» **Task description**
Every line of the material is to be repeated exactly as it stands.

» **Input for this task**
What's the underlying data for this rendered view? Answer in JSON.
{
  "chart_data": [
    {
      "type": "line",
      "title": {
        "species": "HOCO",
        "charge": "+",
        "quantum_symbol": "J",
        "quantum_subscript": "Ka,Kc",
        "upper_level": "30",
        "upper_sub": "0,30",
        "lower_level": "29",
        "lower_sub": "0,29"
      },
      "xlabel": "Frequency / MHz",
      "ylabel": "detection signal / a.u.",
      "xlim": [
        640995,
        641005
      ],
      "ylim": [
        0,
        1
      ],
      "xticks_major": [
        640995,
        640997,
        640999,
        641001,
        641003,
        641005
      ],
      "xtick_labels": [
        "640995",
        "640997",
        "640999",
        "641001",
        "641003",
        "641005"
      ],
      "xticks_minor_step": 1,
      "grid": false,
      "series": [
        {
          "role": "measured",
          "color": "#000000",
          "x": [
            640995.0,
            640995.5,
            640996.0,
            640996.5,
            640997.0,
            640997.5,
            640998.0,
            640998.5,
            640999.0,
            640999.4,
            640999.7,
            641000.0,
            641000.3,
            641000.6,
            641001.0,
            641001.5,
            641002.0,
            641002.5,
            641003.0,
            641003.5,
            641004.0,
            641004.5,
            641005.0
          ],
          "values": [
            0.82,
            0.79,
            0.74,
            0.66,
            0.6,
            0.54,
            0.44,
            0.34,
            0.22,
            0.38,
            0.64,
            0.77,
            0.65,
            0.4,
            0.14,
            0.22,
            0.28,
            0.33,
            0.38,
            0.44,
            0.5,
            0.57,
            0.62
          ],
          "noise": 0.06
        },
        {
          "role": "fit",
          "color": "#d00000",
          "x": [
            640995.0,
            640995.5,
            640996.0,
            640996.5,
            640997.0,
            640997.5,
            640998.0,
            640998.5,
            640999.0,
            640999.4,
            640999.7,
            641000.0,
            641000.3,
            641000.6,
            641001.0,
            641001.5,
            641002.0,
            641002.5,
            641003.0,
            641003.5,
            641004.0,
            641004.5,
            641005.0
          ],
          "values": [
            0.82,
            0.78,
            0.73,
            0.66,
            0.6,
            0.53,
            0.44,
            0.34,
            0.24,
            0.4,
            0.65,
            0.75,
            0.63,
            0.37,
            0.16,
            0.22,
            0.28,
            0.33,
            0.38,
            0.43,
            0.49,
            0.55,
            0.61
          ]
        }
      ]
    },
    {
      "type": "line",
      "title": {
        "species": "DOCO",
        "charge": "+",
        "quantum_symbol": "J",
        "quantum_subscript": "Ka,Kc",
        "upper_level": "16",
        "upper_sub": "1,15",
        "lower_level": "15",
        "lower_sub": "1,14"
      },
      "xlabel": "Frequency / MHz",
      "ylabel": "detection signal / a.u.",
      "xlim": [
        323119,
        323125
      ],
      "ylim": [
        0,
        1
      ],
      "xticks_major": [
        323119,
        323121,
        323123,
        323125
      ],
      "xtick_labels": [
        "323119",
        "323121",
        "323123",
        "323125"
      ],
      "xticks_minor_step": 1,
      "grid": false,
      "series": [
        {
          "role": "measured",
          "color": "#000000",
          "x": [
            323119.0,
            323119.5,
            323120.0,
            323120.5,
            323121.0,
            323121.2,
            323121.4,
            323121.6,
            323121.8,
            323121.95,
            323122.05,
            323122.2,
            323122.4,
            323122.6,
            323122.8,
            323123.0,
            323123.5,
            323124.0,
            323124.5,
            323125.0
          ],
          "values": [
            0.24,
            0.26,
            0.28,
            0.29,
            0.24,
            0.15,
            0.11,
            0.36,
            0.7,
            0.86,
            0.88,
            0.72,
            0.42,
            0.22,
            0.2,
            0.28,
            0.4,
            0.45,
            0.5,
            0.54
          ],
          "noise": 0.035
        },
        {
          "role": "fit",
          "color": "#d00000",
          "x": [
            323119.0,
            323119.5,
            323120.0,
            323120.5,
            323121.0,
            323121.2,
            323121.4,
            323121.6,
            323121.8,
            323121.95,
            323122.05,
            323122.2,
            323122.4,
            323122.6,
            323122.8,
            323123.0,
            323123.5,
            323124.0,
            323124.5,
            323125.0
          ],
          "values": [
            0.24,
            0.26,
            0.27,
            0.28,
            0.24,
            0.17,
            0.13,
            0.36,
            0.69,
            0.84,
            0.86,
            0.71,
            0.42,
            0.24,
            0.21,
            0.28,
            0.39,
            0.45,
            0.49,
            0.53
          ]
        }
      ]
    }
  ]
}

» **Result of the exercise**
What's the underlying data for this rendered view? Answer in JSON.
{
  "chart_data": [
    {
      "type": "line",
      "title": {
        "species": "HOCO",
        "charge": "+",
        "quantum_symbol": "J",
        "quantum_subscript": "Ka,Kc",
        "upper_level": "30",
        "upper_sub": "0,30",
        "lower_level": "29",
        "lower_sub": "0,29"
      },
      "xlabel": "Frequency / MHz",
      "ylabel": "detection signal / a.u.",
      "xlim": [
        640995,
        641005
      ],
      "ylim": [
        0,
        1
      ],
      "xticks_major": [
        640995,
        640997,
        640999,
        641001,
        641003,
        641005
      ],
      "xtick_labels": [
        "640995",
        "640997",
        "640999",
        "641001",
        "641003",
        "641005"
      ],
      "xticks_minor_step": 1,
      "grid": false,
      "series": [
        {
          "role": "measured",
          "color": "#000000",
          "x": [
            640995.0,
            640995.5,
            640996.0,
            640996.5,
            640997.0,
            640997.5,
            640998.0,
            640998.5,
            640999.0,
            640999.4,
            640999.7,
            641000.0,
            641000.3,
            641000.6,
            641001.0,
            641001.5,
            641002.0,
            641002.5,
            641003.0,
            641003.5,
            641004.0,
            641004.5,
            641005.0
          ],
          "values": [
            0.82,
            0.79,
            0.74,
            0.66,
            0.6,
            0.54,
            0.44,
            0.34,
            0.22,
            0.38,
            0.64,
            0.77,
            0.65,
            0.4,
            0.14,
            0.22,
            0.28,
            0.33,
            0.38,
            0.44,
            0.5,
            0.57,
            0.62
          ],
          "noise": 0.06
        },
        {
          "role": "fit",
          "color": "#d00000",
          "x": [
            640995.0,
            640995.5,
            640996.0,
            640996.5,
            640997.0,
            640997.5,
            640998.0,
            640998.5,
            640999.0,
            640999.4,
            640999.7,
            641000.0,
            641000.3,
            641000.6,
            641001.0,
            641001.5,
            641002.0,
            641002.5,
            641003.0,
            641003.5,
            641004.0,
            641004.5,
            641005.0
          ],
          "values": [
            0.82,
            0.78,
            0.73,
            0.66,
            0.6,
            0.53,
            0.44,
            0.34,
            0.24,
            0.4,
            0.65,
            0.75,
            0.63,
            0.37,
            0.16,
            0.22,
            0.28,
            0.33,
            0.38,
            0.43,
            0.49,
            0.55,
            0.61
          ]
        }
      ]
    },
    {
      "type": "line",
      "title": {
        "species": "DOCO",
        "charge": "+",
        "quantum_symbol": "J",
        "quantum_subscript": "Ka,Kc",
        "upper_level": "16",
        "upper_sub": "1,15",
        "lower_level": "15",
        "lower_sub": "1,14"
      },
      "xlabel": "Frequency / MHz",
      "ylabel": "detection signal / a.u.",
      "xlim": [
        323119,
        323125
      ],
      "ylim": [
        0,
        1
      ],
      "xticks_major": [
        323119,
        323121,
        323123,
        323125
      ],
      "xtick_labels": [
        "323119",
        "323121",
        "323123",
        "323125"
      ],
      "xticks_minor_step": 1,
      "grid": false,
      "series": [
        {
          "role": "measured",
          "color": "#000000",
          "x": [
            323119.0,
            323119.5,
            323120.0,
            323120.5,
            323121.0,
            323121.2,
            323121.4,
            323121.6,
            323121.8,
            323121.95,
            323122.05,
            323122.2,
            323122.4,
            323122.6,
            323122.8,
            323123.0,
            323123.5,
            323124.0,
            323124.5,
            323125.0
          ],
          "values": [
            0.24,
            0.26,
            0.28,
            0.29,
            0.24,
            0.15,
            0.11,
            0.36,
            0.7,
            0.86,
            0.88,
            0.72,
            0.42,
            0.22,
            0.2,
            0.28,
            0.4,
            0.45,
            0.5,
            0.54
          ],
          "noise": 0.035
        },
        {
          "role": "fit",
          "color": "#d00000",
          "x": [
            323119.0,
            323119.5,
            323120.0,
            323120.5,
            323121.0,
            323121.2,
            323121.4,
            323121.6,
            323121.8,
            323121.95,
            323122.05,
            323122.2,
            323122.4,
            323122.6,
            323122.8,
            323123.0,
            323123.5,
            323124.0,
            323124.5,
            323125.0
          ],
          "values": [
            0.24,
            0.26,
            0.27,
            0.28,
            0.24,
            0.17,
            0.13,
            0.36,
            0.69,
            0.84,
            0.86,
            0.71,
            0.42,
            0.24,
            0.21,
            0.28,
            0.39,
            0.45,
            0.49,
            0.53
          ]
        }
      ]
    }
  ]
}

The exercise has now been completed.